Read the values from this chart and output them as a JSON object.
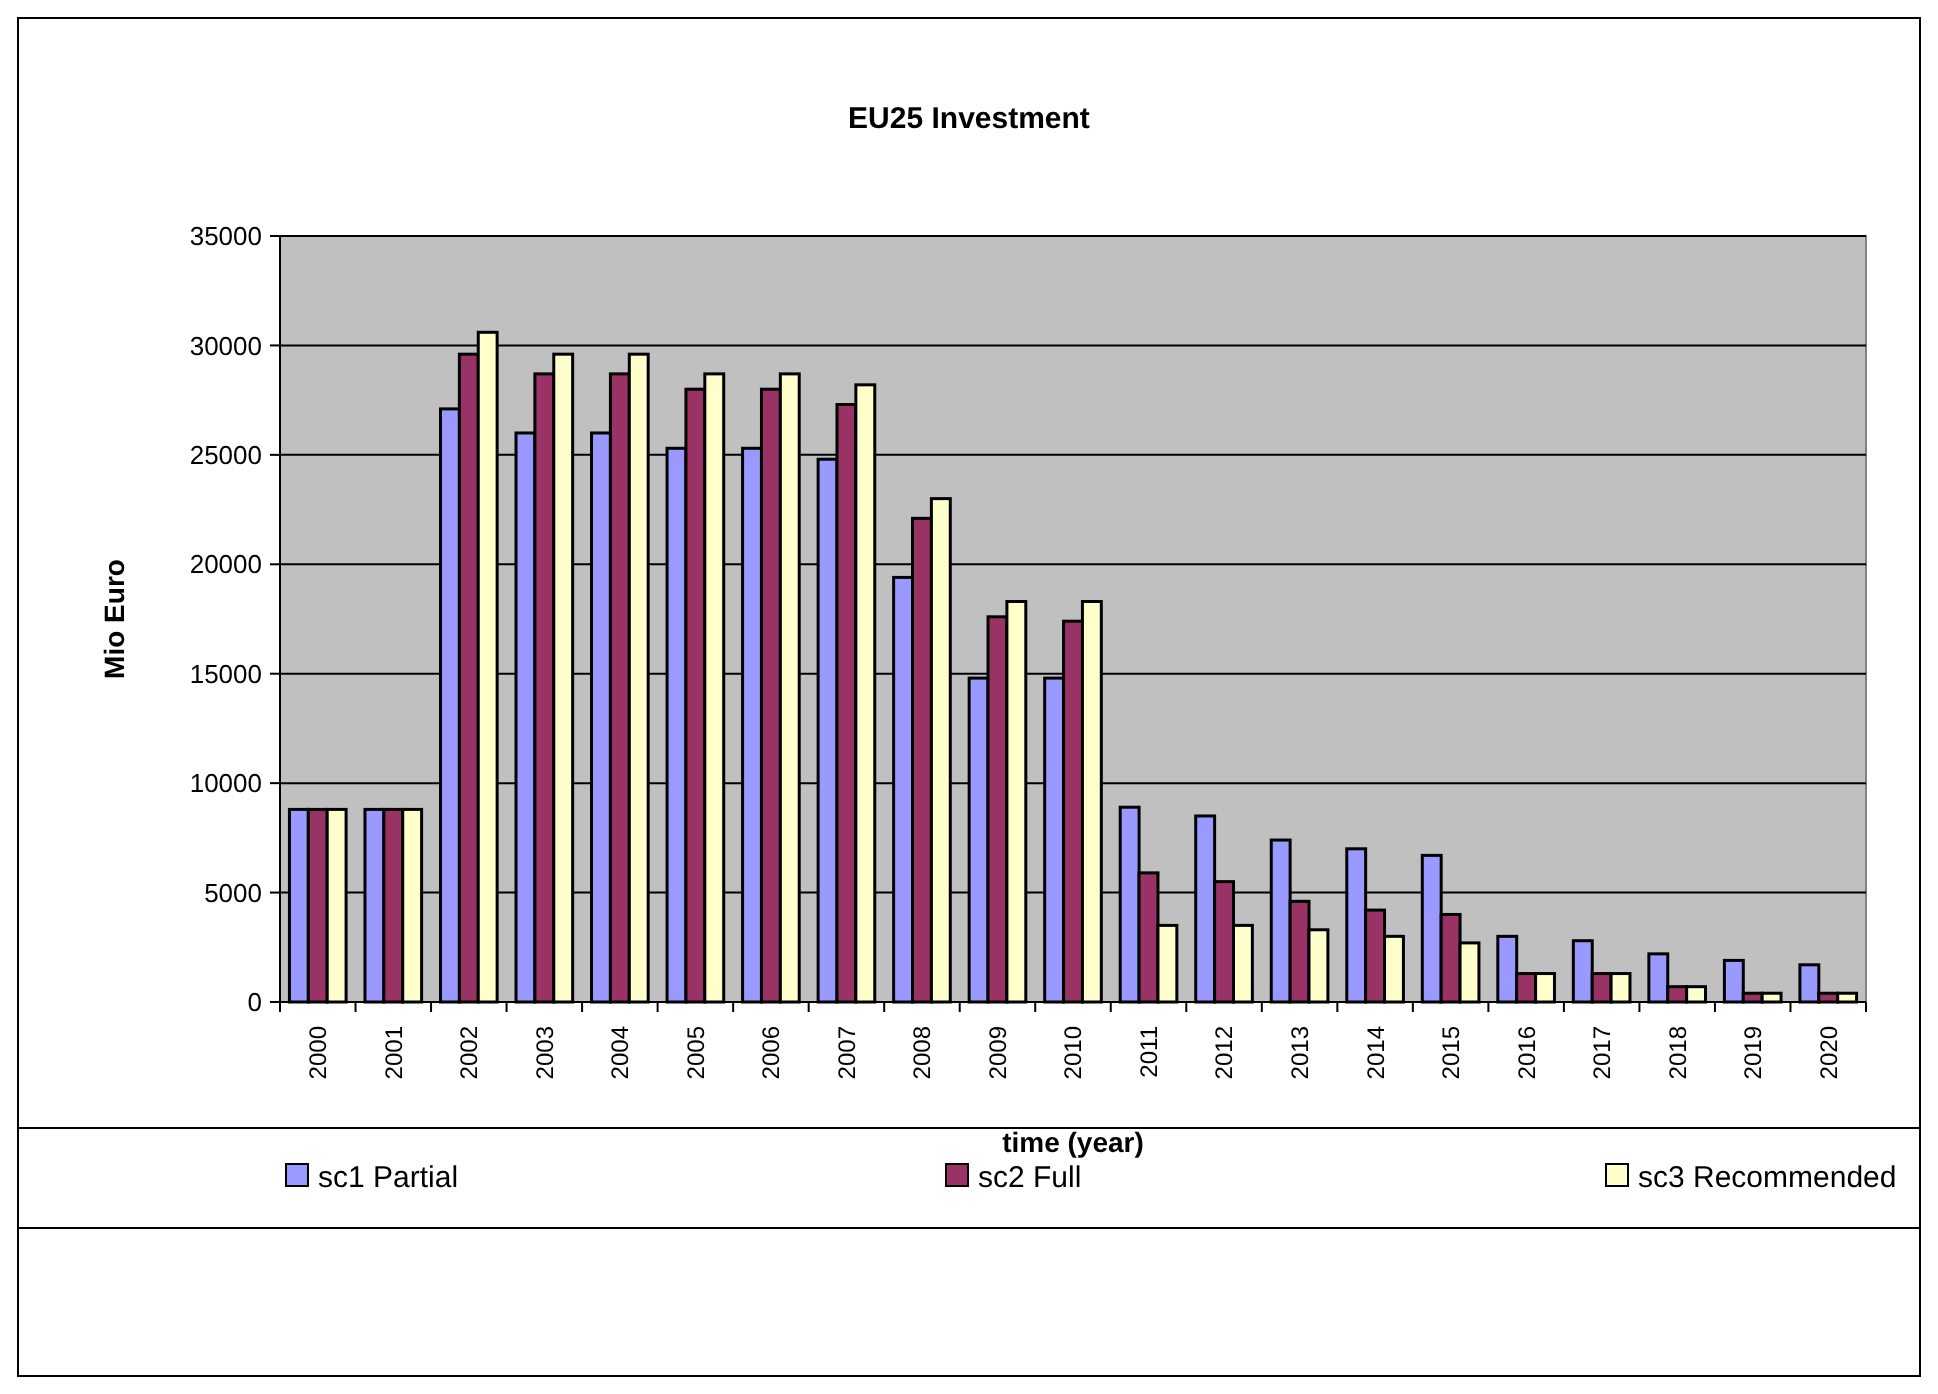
{
  "chart_data": {
    "type": "bar",
    "title": "EU25 Investment",
    "xlabel": "time (year)",
    "ylabel": "Mio Euro",
    "categories": [
      "2000",
      "2001",
      "2002",
      "2003",
      "2004",
      "2005",
      "2006",
      "2007",
      "2008",
      "2009",
      "2010",
      "2011",
      "2012",
      "2013",
      "2014",
      "2015",
      "2016",
      "2017",
      "2018",
      "2019",
      "2020"
    ],
    "series": [
      {
        "name": "sc1 Partial",
        "color": "#9999ff",
        "values": [
          8800,
          8800,
          27100,
          26000,
          26000,
          25300,
          25300,
          24800,
          19400,
          14800,
          14800,
          8900,
          8500,
          7400,
          7000,
          6700,
          3000,
          2800,
          2200,
          1900,
          1700
        ]
      },
      {
        "name": "sc2 Full",
        "color": "#993366",
        "values": [
          8800,
          8800,
          29600,
          28700,
          28700,
          28000,
          28000,
          27300,
          22100,
          17600,
          17400,
          5900,
          5500,
          4600,
          4200,
          4000,
          1300,
          1300,
          700,
          400,
          400
        ]
      },
      {
        "name": "sc3 Recommended",
        "color": "#ffffcc",
        "values": [
          8800,
          8800,
          30600,
          29600,
          29600,
          28700,
          28700,
          28200,
          23000,
          18300,
          18300,
          3500,
          3500,
          3300,
          3000,
          2700,
          1300,
          1300,
          700,
          400,
          400
        ]
      }
    ],
    "ylim": [
      0,
      35000
    ],
    "yticks": [
      0,
      5000,
      10000,
      15000,
      20000,
      25000,
      30000,
      35000
    ],
    "grid": "y",
    "legend": "bottom"
  }
}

| EXERCISE INSTRUCTIONS |
For the material, find the number of lines holding the word "name" and give that figure and nothing more.

| SOLUTION TO THIS PROBLEM |
3